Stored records

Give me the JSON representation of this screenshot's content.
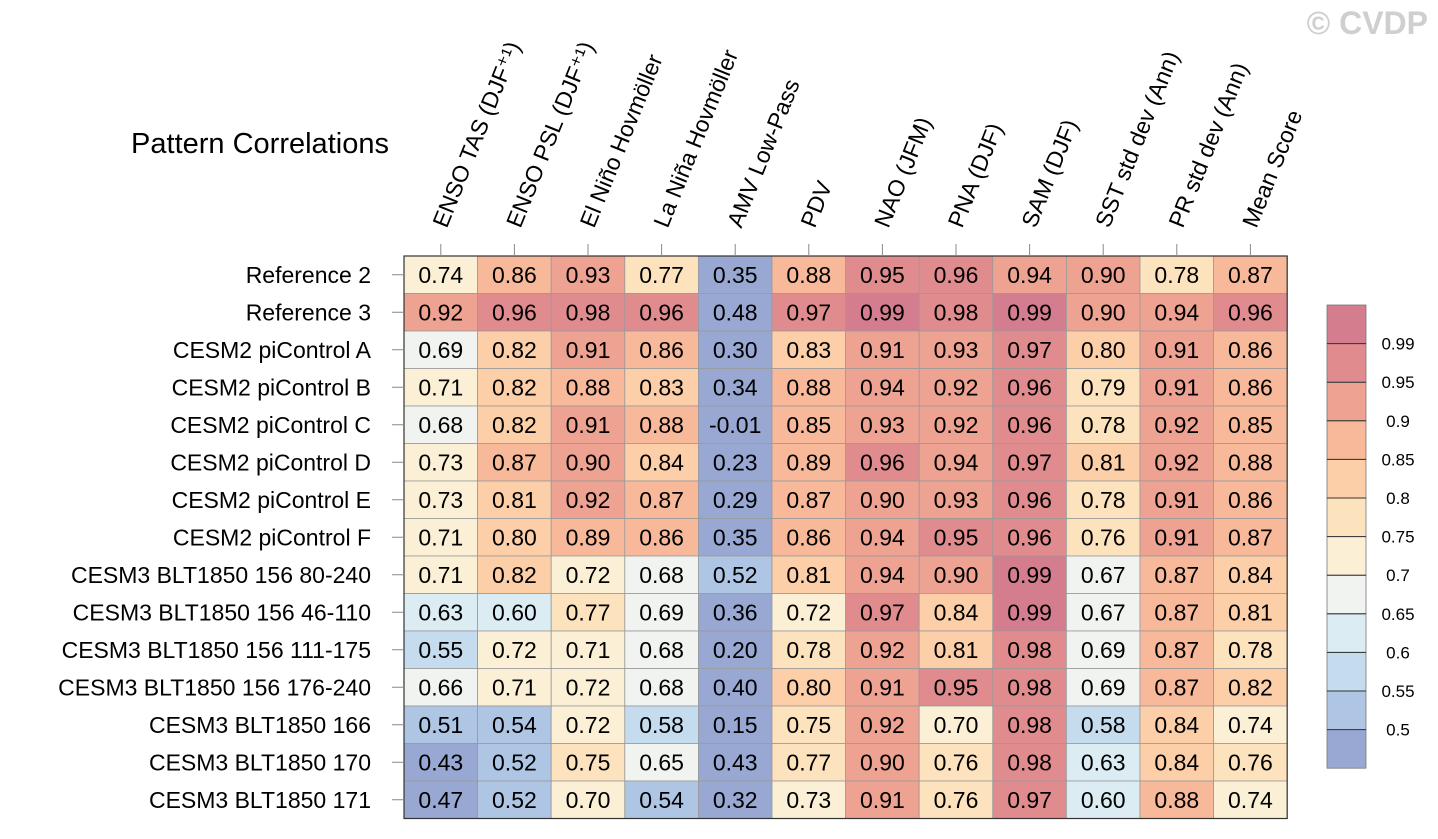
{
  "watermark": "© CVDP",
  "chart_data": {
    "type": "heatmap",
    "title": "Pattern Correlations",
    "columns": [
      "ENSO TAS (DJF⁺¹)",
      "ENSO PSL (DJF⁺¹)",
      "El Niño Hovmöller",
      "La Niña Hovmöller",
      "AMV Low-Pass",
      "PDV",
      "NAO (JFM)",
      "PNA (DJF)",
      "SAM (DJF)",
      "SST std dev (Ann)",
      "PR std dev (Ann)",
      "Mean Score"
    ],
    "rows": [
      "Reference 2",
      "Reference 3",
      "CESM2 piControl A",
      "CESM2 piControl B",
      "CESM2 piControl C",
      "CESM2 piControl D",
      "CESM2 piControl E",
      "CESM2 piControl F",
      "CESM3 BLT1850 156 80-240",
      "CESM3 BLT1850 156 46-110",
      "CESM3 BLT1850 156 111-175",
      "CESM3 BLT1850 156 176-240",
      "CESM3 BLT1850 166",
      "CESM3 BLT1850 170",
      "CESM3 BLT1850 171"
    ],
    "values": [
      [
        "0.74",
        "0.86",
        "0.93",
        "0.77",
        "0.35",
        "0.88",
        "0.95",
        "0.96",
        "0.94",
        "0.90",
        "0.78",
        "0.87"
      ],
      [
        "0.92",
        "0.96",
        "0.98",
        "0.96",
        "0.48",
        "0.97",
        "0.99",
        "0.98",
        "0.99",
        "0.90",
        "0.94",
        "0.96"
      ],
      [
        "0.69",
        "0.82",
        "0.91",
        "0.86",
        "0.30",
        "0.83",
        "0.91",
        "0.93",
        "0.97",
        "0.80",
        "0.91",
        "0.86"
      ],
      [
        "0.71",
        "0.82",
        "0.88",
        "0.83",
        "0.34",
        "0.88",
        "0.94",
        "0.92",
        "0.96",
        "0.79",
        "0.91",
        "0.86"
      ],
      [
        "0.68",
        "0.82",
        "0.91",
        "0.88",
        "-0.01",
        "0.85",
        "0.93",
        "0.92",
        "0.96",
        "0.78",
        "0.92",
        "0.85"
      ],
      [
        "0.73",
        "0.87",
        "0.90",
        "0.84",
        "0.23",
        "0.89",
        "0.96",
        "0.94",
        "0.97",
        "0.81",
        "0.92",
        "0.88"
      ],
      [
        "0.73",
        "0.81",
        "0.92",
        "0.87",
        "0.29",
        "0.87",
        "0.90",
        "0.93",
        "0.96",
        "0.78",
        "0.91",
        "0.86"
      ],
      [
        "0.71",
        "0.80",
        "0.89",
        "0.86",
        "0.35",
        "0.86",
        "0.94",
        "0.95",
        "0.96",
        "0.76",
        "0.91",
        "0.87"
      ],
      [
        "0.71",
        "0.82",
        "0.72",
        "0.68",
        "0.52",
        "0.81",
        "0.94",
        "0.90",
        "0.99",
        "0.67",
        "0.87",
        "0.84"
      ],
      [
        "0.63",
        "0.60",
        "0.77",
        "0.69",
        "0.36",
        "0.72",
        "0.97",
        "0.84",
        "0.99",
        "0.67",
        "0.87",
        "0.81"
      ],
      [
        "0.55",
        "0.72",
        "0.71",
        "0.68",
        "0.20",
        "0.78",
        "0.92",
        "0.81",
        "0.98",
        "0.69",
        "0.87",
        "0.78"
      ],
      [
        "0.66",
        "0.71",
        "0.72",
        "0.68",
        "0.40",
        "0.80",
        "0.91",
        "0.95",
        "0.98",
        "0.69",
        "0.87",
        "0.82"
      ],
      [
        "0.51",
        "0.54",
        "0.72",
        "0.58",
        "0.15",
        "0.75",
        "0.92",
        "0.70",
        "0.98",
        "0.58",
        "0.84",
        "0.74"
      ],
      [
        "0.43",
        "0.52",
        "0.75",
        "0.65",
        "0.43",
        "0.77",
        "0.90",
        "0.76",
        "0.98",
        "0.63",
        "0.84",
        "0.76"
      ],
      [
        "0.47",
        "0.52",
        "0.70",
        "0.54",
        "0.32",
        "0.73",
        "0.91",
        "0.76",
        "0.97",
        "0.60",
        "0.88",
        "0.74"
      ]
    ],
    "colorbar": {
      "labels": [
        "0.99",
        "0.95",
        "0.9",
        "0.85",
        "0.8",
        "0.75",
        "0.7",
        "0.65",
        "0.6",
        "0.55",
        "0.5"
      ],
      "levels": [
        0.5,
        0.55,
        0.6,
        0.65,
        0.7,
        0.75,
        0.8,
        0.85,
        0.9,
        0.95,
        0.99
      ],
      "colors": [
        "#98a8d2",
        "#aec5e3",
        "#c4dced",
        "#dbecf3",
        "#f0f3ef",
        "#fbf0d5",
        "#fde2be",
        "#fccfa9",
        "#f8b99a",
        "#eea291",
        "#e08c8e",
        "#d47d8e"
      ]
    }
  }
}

...

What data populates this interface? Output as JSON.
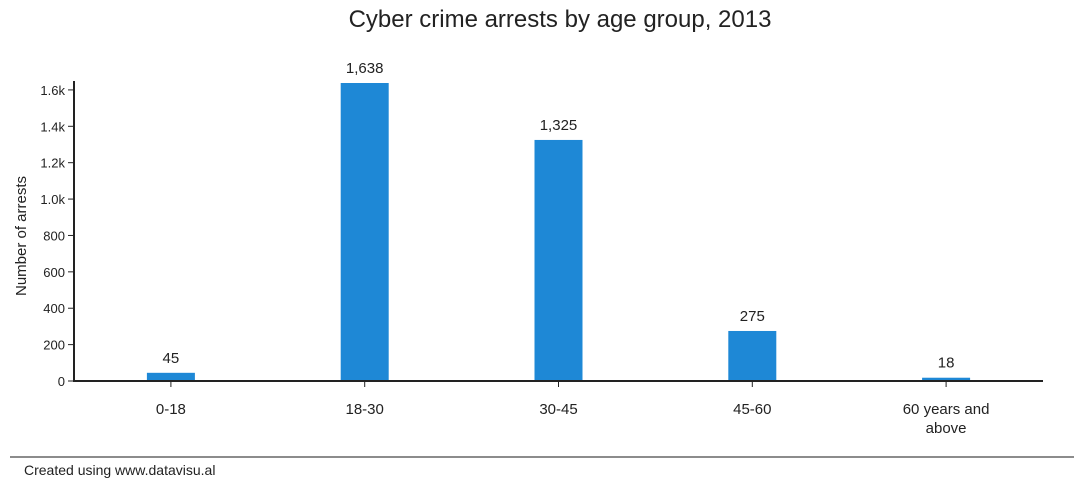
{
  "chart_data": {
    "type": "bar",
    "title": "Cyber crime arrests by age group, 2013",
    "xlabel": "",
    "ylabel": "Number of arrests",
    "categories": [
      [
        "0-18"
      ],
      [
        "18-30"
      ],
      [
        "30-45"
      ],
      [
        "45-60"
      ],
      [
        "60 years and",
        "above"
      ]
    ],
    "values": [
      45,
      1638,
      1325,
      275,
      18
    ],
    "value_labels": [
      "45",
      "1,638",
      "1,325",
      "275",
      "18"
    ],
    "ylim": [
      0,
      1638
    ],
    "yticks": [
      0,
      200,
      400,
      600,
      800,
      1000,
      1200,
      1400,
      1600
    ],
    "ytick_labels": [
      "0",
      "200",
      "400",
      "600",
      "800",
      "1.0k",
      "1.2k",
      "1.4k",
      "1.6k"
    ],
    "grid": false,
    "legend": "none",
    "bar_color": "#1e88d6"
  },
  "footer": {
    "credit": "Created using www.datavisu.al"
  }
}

▸ **EXERCISE OBJECTIVE**
For each line of the entries that includes "title", show that line.

▸ **CORRECT OUTPUT**
    "title": "Pattern Correlations",
    "title": "Cyber crime arrests by age group, 2013",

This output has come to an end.